> _Written task_
Look through the material below and give the number of lines holding "this", with no other words.

> _Task data_

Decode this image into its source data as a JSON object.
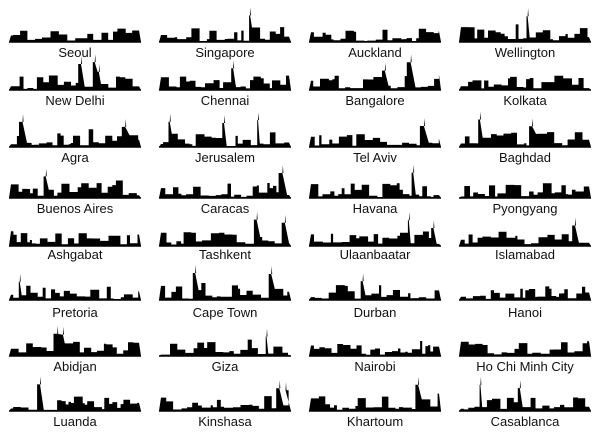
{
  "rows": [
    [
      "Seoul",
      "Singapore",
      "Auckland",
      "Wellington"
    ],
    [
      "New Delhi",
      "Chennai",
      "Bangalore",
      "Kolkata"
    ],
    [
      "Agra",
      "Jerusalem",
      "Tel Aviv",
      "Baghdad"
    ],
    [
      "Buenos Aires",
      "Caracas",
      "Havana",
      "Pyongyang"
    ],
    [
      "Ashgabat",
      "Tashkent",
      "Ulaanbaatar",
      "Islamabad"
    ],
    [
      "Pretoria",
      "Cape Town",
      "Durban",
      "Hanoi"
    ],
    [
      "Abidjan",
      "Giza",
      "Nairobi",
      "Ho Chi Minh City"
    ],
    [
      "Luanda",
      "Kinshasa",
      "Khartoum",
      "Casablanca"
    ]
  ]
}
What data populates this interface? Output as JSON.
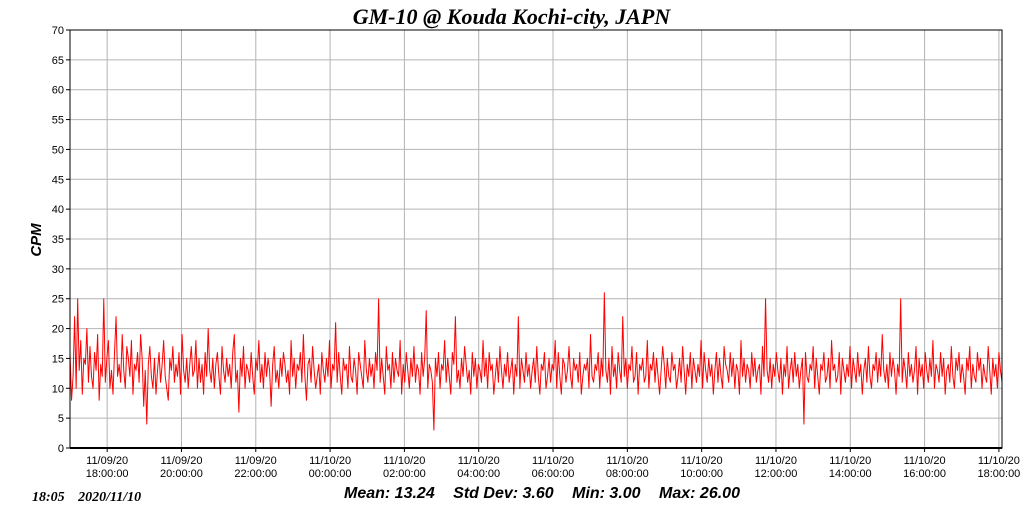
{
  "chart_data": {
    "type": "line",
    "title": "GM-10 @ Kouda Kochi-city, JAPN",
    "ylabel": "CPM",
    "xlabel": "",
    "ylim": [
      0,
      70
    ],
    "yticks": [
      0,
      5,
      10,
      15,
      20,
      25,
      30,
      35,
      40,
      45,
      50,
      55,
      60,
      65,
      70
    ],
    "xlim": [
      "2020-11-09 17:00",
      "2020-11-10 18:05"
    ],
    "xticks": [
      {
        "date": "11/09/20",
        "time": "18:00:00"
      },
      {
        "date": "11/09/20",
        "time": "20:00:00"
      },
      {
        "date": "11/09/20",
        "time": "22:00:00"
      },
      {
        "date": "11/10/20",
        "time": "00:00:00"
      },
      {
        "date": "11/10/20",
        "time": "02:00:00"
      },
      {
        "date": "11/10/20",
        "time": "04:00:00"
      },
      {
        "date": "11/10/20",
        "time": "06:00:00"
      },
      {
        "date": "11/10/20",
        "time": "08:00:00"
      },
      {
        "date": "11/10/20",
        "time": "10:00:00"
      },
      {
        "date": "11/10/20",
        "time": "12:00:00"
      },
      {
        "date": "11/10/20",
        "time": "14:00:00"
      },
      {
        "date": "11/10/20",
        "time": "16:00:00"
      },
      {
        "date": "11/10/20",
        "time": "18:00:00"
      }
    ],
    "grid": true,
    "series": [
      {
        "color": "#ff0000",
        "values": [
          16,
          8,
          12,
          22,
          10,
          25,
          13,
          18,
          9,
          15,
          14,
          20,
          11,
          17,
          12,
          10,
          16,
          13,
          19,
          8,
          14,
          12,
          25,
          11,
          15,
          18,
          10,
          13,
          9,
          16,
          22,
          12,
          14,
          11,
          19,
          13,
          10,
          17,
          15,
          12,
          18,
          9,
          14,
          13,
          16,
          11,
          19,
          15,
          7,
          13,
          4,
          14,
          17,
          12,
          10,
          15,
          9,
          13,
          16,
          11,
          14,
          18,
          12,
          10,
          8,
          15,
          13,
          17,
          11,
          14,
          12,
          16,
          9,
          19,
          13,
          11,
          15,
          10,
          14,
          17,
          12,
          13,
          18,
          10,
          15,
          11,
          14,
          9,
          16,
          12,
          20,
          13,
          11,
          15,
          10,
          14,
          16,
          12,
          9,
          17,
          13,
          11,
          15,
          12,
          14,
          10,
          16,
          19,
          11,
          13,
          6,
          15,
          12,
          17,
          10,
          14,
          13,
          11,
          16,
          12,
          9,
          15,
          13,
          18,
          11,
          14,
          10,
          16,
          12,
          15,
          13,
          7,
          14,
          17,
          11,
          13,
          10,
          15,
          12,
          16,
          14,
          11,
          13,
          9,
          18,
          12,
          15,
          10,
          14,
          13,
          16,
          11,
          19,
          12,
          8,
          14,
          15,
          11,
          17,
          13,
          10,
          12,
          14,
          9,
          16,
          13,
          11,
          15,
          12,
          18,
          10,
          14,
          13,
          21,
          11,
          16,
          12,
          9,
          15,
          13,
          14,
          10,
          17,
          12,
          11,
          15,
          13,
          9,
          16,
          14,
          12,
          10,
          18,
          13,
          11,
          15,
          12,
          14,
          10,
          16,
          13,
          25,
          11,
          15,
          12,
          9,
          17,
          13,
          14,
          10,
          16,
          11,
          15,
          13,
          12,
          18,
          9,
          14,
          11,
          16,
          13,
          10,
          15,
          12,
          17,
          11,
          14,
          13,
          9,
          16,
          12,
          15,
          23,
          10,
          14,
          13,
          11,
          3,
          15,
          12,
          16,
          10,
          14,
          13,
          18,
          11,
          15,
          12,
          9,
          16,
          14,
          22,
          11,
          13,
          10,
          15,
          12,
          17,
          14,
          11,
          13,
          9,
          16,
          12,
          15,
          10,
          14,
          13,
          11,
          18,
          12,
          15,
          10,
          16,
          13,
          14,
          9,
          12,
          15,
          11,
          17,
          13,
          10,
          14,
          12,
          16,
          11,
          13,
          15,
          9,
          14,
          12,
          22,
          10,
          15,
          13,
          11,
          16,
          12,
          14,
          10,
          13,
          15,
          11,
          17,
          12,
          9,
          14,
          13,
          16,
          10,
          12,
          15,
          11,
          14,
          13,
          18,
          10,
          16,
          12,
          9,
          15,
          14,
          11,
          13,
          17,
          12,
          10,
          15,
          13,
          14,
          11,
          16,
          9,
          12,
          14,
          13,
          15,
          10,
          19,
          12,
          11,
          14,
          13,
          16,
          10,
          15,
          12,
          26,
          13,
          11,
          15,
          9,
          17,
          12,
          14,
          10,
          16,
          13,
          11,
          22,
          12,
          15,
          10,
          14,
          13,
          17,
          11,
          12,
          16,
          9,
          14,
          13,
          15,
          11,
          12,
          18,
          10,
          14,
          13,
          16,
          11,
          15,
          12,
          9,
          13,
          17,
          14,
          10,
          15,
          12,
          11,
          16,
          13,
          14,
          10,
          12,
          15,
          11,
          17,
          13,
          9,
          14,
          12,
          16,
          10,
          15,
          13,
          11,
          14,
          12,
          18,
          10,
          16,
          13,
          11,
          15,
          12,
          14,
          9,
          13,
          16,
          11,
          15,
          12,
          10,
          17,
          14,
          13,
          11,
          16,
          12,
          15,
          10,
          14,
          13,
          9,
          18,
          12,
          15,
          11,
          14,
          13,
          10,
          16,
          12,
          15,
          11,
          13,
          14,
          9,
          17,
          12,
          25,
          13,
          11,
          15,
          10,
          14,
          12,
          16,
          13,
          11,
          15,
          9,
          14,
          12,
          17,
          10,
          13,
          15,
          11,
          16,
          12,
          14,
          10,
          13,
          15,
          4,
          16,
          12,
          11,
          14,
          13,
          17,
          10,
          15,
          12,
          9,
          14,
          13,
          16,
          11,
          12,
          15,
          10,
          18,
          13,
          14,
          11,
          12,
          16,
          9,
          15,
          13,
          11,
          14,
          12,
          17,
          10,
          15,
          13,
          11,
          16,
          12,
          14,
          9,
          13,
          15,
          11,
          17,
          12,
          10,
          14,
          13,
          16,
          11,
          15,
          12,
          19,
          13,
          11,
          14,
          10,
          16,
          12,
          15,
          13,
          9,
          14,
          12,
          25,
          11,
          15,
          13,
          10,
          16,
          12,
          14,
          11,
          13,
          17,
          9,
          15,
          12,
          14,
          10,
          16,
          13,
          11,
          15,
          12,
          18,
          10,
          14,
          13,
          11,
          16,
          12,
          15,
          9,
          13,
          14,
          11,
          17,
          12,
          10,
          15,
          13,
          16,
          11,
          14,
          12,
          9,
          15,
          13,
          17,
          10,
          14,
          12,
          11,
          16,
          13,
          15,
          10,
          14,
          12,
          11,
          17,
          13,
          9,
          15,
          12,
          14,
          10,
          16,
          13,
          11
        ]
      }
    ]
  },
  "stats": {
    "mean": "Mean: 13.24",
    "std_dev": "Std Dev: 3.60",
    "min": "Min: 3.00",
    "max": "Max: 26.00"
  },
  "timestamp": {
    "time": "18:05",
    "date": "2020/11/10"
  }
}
--
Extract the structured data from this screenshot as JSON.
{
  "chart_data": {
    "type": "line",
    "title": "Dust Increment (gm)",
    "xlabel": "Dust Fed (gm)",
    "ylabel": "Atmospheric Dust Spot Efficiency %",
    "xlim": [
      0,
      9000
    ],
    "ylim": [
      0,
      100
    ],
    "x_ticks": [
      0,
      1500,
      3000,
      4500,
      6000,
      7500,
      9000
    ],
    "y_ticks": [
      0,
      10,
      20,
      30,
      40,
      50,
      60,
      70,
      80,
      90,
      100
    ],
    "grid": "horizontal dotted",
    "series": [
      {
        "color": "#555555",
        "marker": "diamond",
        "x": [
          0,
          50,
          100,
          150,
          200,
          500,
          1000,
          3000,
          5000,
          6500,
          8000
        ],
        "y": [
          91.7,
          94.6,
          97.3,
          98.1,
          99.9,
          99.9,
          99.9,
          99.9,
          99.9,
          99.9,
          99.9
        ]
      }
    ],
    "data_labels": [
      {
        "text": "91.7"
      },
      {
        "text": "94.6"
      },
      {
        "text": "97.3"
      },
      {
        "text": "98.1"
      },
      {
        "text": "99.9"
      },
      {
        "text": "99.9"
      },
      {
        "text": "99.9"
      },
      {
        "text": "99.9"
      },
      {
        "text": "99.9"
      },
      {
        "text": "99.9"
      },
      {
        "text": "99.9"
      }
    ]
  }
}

> _Solved exercise_
3